» **Objective**:
Please rewrite the data below with every "chevron-right-icon" changed to "arrow-right-icon" and nothing else altered, and omit the pictures from your output.

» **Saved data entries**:
··········

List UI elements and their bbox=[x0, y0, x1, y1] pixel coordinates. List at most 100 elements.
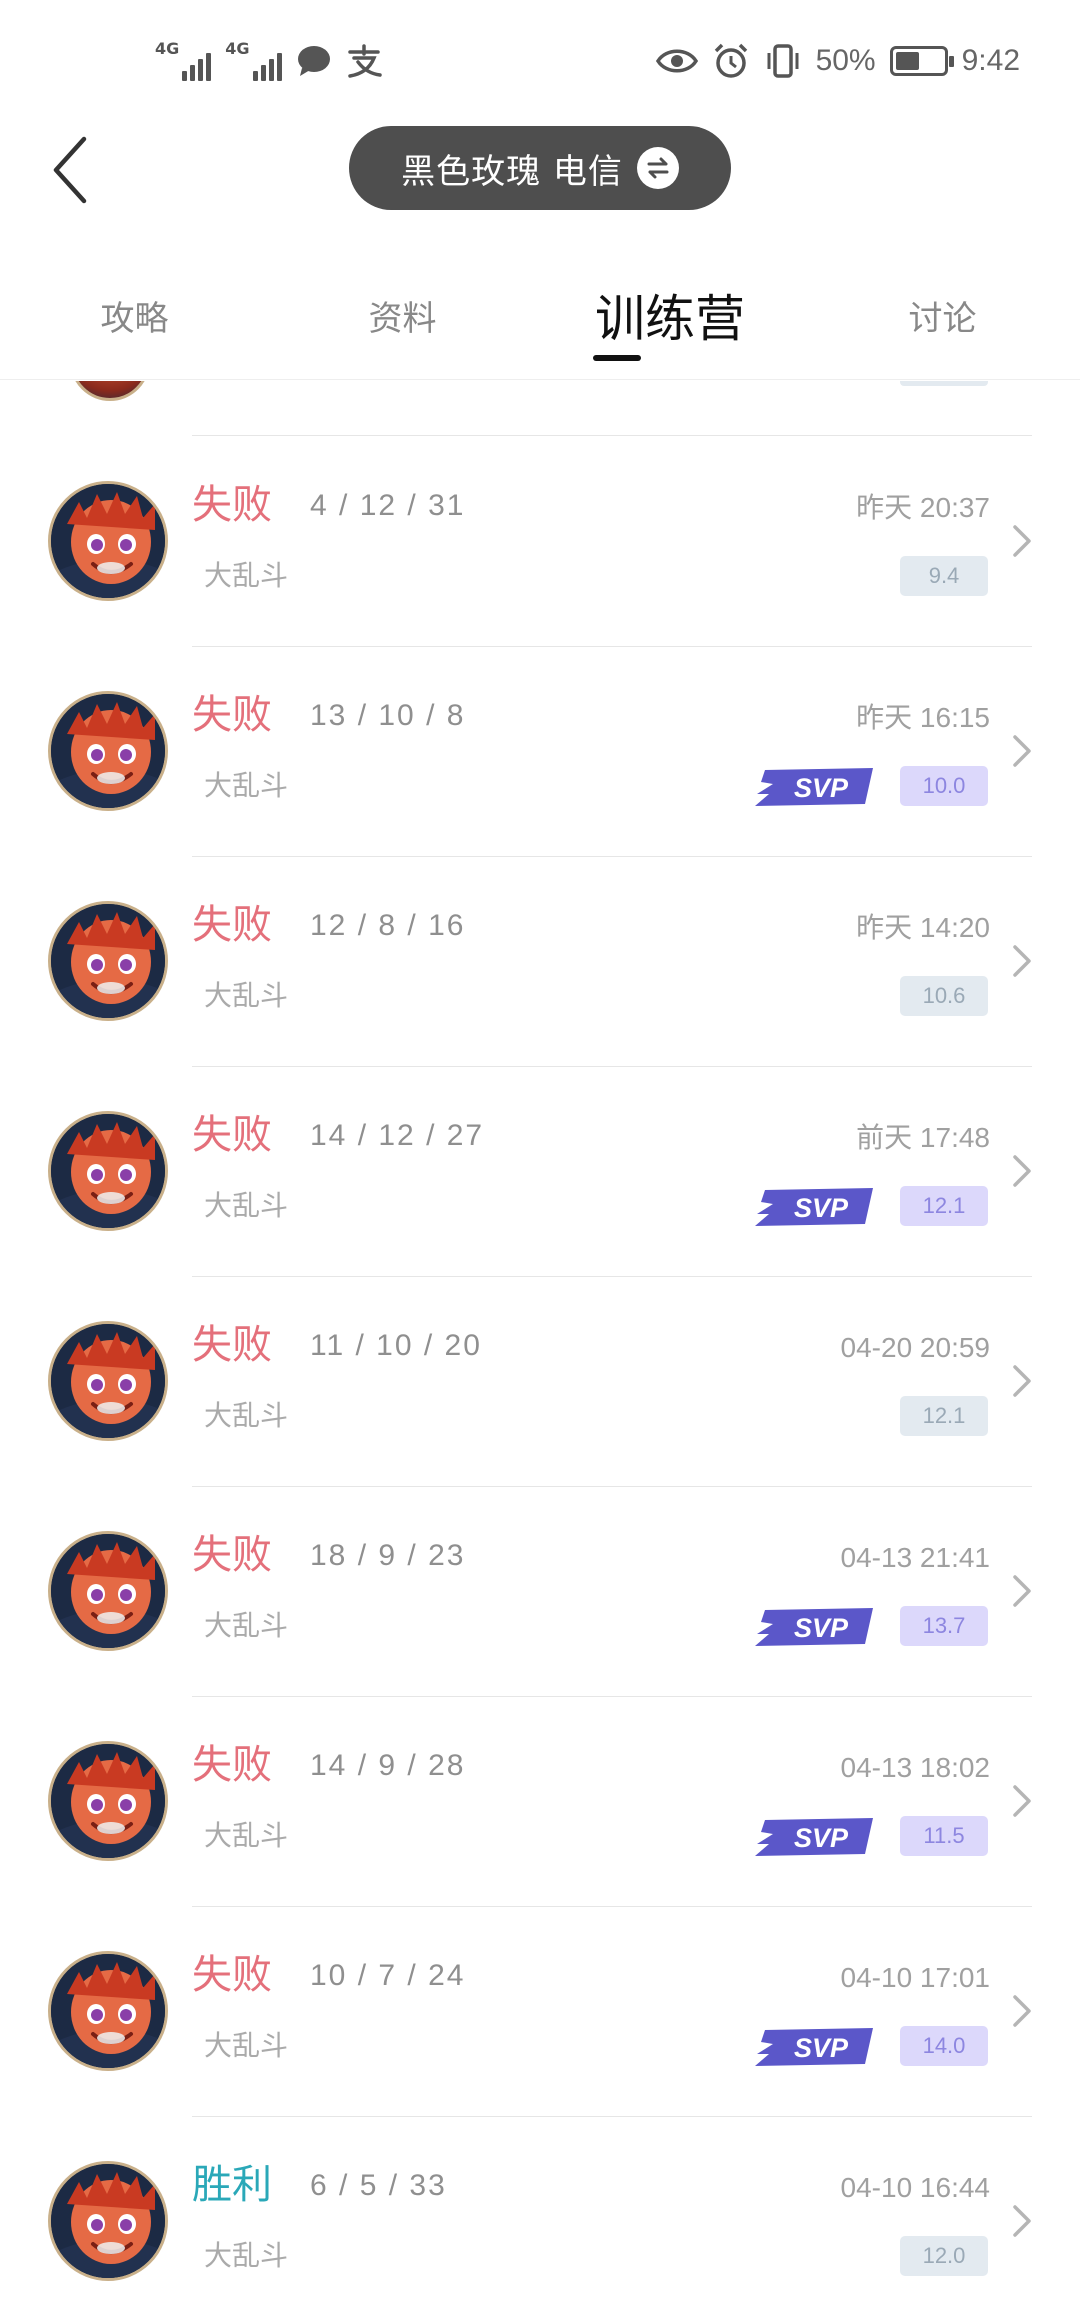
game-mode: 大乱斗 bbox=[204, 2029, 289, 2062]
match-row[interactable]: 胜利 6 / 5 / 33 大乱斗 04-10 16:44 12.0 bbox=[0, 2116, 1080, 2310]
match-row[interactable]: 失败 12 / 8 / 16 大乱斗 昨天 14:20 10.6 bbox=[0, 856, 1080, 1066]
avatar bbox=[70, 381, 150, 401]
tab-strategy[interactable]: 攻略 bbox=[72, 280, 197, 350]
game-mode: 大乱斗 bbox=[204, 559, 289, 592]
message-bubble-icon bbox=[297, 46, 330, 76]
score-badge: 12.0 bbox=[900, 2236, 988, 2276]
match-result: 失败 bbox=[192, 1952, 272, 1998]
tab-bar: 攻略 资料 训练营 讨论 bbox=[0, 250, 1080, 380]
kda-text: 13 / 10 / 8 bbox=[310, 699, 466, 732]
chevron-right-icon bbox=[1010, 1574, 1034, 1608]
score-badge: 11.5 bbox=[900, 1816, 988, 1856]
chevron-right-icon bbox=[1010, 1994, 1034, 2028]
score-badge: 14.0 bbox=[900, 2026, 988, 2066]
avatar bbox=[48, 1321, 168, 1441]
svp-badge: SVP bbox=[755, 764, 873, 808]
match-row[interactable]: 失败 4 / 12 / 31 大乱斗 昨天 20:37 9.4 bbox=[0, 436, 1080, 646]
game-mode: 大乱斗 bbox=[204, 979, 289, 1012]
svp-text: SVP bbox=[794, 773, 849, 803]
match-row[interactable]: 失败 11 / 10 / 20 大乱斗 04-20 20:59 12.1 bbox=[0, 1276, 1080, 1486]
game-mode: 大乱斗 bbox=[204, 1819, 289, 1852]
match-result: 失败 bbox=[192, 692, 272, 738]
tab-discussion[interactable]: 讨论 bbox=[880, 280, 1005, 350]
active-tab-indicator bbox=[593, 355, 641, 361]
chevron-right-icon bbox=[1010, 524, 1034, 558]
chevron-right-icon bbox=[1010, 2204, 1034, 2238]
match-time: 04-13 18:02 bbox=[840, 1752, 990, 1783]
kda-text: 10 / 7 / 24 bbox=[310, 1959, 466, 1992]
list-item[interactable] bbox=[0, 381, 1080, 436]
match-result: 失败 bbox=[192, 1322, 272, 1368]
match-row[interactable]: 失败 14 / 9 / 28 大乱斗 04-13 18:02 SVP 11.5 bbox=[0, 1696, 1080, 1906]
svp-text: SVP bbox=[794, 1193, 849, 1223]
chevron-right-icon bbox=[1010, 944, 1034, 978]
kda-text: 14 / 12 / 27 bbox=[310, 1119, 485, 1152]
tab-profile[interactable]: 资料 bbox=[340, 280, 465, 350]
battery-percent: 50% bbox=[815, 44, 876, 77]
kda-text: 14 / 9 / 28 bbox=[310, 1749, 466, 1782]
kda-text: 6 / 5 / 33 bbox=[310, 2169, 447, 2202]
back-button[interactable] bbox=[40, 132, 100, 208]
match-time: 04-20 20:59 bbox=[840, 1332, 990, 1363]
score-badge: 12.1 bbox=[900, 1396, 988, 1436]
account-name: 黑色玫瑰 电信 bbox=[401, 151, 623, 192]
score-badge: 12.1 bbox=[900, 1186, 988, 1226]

··········

» **Task output**:
List UI elements and their bbox=[x0, y0, x1, y1] pixel coordinates. List at most 100 elements.
game-mode: 大乱斗 bbox=[204, 2029, 289, 2062]
match-row[interactable]: 胜利 6 / 5 / 33 大乱斗 04-10 16:44 12.0 bbox=[0, 2116, 1080, 2310]
match-row[interactable]: 失败 12 / 8 / 16 大乱斗 昨天 14:20 10.6 bbox=[0, 856, 1080, 1066]
avatar bbox=[70, 381, 150, 401]
tab-strategy[interactable]: 攻略 bbox=[72, 280, 197, 350]
game-mode: 大乱斗 bbox=[204, 559, 289, 592]
message-bubble-icon bbox=[297, 46, 330, 76]
score-badge: 12.0 bbox=[900, 2236, 988, 2276]
match-result: 失败 bbox=[192, 1952, 272, 1998]
tab-bar: 攻略 资料 训练营 讨论 bbox=[0, 250, 1080, 380]
kda-text: 13 / 10 / 8 bbox=[310, 699, 466, 732]
arrow-right-icon bbox=[1010, 1574, 1034, 1608]
score-badge: 11.5 bbox=[900, 1816, 988, 1856]
arrow-right-icon bbox=[1010, 1994, 1034, 2028]
score-badge: 14.0 bbox=[900, 2026, 988, 2066]
avatar bbox=[48, 1321, 168, 1441]
svp-badge: SVP bbox=[755, 764, 873, 808]
match-row[interactable]: 失败 4 / 12 / 31 大乱斗 昨天 20:37 9.4 bbox=[0, 436, 1080, 646]
game-mode: 大乱斗 bbox=[204, 979, 289, 1012]
svp-text: SVP bbox=[794, 773, 849, 803]
match-row[interactable]: 失败 11 / 10 / 20 大乱斗 04-20 20:59 12.1 bbox=[0, 1276, 1080, 1486]
game-mode: 大乱斗 bbox=[204, 1819, 289, 1852]
match-result: 失败 bbox=[192, 692, 272, 738]
tab-discussion[interactable]: 讨论 bbox=[880, 280, 1005, 350]
active-tab-indicator bbox=[593, 355, 641, 361]
arrow-right-icon bbox=[1010, 524, 1034, 558]
arrow-right-icon bbox=[1010, 2204, 1034, 2238]
match-time: 04-13 18:02 bbox=[840, 1752, 990, 1783]
kda-text: 10 / 7 / 24 bbox=[310, 1959, 466, 1992]
list-item[interactable] bbox=[0, 381, 1080, 436]
match-result: 失败 bbox=[192, 1322, 272, 1368]
match-row[interactable]: 失败 14 / 9 / 28 大乱斗 04-13 18:02 SVP 11.5 bbox=[0, 1696, 1080, 1906]
svp-text: SVP bbox=[794, 1193, 849, 1223]
arrow-right-icon bbox=[1010, 944, 1034, 978]
kda-text: 14 / 12 / 27 bbox=[310, 1119, 485, 1152]
tab-profile[interactable]: 资料 bbox=[340, 280, 465, 350]
battery-percent: 50% bbox=[815, 44, 876, 77]
kda-text: 14 / 9 / 28 bbox=[310, 1749, 466, 1782]
kda-text: 6 / 5 / 33 bbox=[310, 2169, 447, 2202]
back-button[interactable] bbox=[40, 132, 100, 208]
match-time: 04-20 20:59 bbox=[840, 1332, 990, 1363]
score-badge: 12.1 bbox=[900, 1396, 988, 1436]
account-name: 黑色玫瑰 电信 bbox=[401, 151, 623, 192]
score-badge: 12.1 bbox=[900, 1186, 988, 1226]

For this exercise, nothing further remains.